EXERCISE DESCRIPTION:
Can you carry on the passage about the spatial variation of wave amplitude in the basin from where it stops?

SOURCE DOCUMENT:
+ + + +

Note that the primary objective of this work is to confirm the existence of a steady-state discrete wave spectrum when the resonance mechanism is triggered. Due to the inherent error of the wave simulation system, it is necessary to clarify to what extent the wavefield of an oblique regular long-crested wave keeps its uniformity in space. Thus, we define here the two dimensionless spatial variations of amplitude

(3.4a,b ) $$\begin{eqnarray}\displaystyle {\it\delta}_{r,2}=\frac{\sqrt{\displaystyle \frac{1}{2}[(A_{1}-\widetilde{A})^{2}+(A_{9}-\widetilde{A})^{2}]}}{\widetilde{A}},\quad {\it\delta}_{r,9}=\frac{\sqrt{\displaystyle \frac{1}{9}\left[\mathop{\sum }_{i=1}^{9}(A_{i}-\widetilde{A})^{2}\right]}}{\widetilde{A}}, & & \displaystyle\end{eqnarray}$$

where $\widetilde{A}$ is the average amplitude of two or all nine wave gauges.

Taking the third wave component in case S1 as an example, table 3 shows the measured amplitudes for three 30 s intervals at the nine gauge sites in the first array. In the first interval 50–80 s, we have the absolute error ${\it\delta}_{a,5}=0.05$ (this is used to adjust the wavemakers) and the spatial variations ${\it\delta}_{r,2}={\it\delta}_{r,9}=0.11$ that indicate the inherent error of the wave simulation system. In the two subsequent 30 s intervals, the wave amplitude at every gauge site $A_{i}$ changes slightly (so does the absolute error ${\it\delta}_{a,5}$ ), while the spatial variations, especially ${\it\delta}_{r,9}$ , keep almost constant. This indicates that the spatial steadiness of oblique long-crested waves is reliable over a long time in the basin and ${\it\delta}_{r,9}\approx 0.11$ may serve as the inherent system error for a steady-state wave in the basin. In other words, if the spatial variation ${\it\delta}_{r,9}$ of a wavefield is approximately 0.11, we may regard it as a steady state.

+ + + +

COLLECTED MATERIAL:
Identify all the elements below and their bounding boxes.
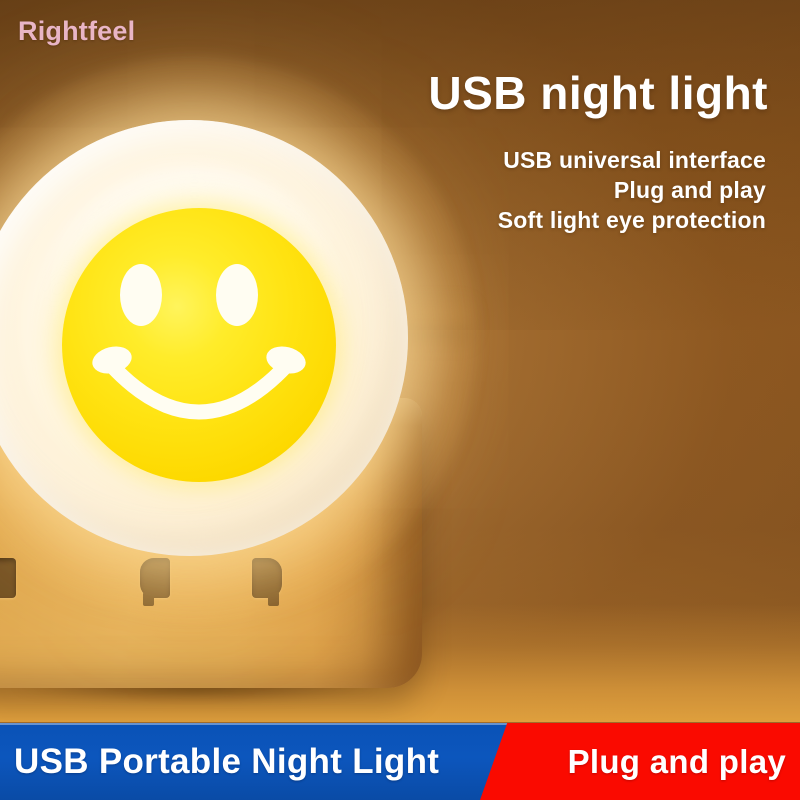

+ + + +

ANSWER TO THE PROBLEM:
Table 3. Wave amplitudes (cm) and related errors for the third wave component in the first gauge array, for three 30 s intervals, for case S1.

3.3. Generation of composite short-crested waves

Following Hammack et al. (1989, 2005), we use the following procedure to generate the steady-state resonant waves. First, the wavemakers were programmed to generate each oblique long-crested wave separately. Then, two oblique long-crested waves, which share the same height and period and propagate at an angle to each other, are generated together. Thereafter, the four components (three components in case S5) with larger amplitude are generated simultaneously. Finally, the whole composite wave system is superposed by all the separate signals in each case. The final forcing signal used for the wavemakers to generate the steady-state resonant waves was given by

(3.5) $$\begin{eqnarray}{\it\eta}((101-j)b,n{\rm\Delta}t)=\mathop{\sum }_{m=1}^{N}\frac{a_{m}}{T(w_{m},{\it\theta}_{m})}\cos (nw_{m}{\rm\Delta}t-k_{m}(\,j-1)b\sin {\it\theta}_{m})\end{eqnarray}$$

for $1\leqslant j\leqslant 100$ and

(3.6) $$\begin{eqnarray}{\it\eta}(\,jb,n{\rm\Delta}t)=\mathop{\sum }_{m=1}^{N}\frac{a_{m}}{T(w_{m},90-{\it\theta}_{m})}\cos (nw_{m}{\rm\Delta}t-k_{m}(\,j-99)b\sin (90-{\it\theta}_{m}))\end{eqnarray}$$

for $101\leqslant j\leqslant 222$ , where $N$ is the number of wave components finally generated by the wavemakers in each case.

Five cases were examined. Cases S1, S2 and S3, S4 correspond to the symmetrical and anti-symmetrical groups of the steady-state resonant waves, respectively, while case S5 is a non-steady-state near-resonance case that provides us a with contrasting experiment. For each case, we control the wave amplitude $a_{i}$ , the wave period $T_{i}$ and the angle ${\it\theta}_{i}$ of wave propagation, as listed in table 4. These input parameters are based on the theoretical calculations given in table 2. Note that the third-to-sixth wave components share the same period $T=1.23~\text{s}$ so that only three or even fewer significant peaks might appear in the wave spectrum, as shown in § 4. Each case was conducted twice, with the gauge array first fixed along the direction of the wave propagation and then normal to it.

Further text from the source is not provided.